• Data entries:

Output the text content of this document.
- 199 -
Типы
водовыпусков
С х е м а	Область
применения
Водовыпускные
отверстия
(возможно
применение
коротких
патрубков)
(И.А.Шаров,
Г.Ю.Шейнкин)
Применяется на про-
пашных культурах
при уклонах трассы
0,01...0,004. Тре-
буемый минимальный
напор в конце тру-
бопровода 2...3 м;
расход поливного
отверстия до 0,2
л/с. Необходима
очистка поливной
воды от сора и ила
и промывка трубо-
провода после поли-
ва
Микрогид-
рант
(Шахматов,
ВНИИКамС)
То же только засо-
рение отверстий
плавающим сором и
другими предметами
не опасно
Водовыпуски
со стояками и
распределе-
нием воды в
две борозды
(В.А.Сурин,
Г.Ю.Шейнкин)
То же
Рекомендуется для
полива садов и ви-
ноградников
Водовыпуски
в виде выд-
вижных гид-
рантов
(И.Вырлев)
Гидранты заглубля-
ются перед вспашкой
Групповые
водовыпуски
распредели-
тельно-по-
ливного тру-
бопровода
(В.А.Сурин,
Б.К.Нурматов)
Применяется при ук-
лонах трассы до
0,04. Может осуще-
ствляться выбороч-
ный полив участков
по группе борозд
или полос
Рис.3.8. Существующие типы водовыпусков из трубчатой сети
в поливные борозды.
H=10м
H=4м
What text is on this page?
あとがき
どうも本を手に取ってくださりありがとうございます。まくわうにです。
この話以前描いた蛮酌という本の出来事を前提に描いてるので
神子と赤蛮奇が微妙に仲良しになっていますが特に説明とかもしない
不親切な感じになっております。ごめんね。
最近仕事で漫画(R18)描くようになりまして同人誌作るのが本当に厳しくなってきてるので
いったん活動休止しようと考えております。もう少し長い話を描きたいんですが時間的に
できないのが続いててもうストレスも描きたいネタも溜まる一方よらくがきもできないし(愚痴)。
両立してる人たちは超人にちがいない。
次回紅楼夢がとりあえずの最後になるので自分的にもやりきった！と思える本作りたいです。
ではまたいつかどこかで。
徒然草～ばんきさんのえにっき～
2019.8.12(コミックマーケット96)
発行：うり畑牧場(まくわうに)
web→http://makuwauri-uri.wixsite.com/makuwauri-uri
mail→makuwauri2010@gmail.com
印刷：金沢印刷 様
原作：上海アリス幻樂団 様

• AIM OF THE TASK: Copy each line of the entries that includes the word "this".

• OUTPUT OF THE EXERCISE:
Output the text content of this document.
What text is on this page?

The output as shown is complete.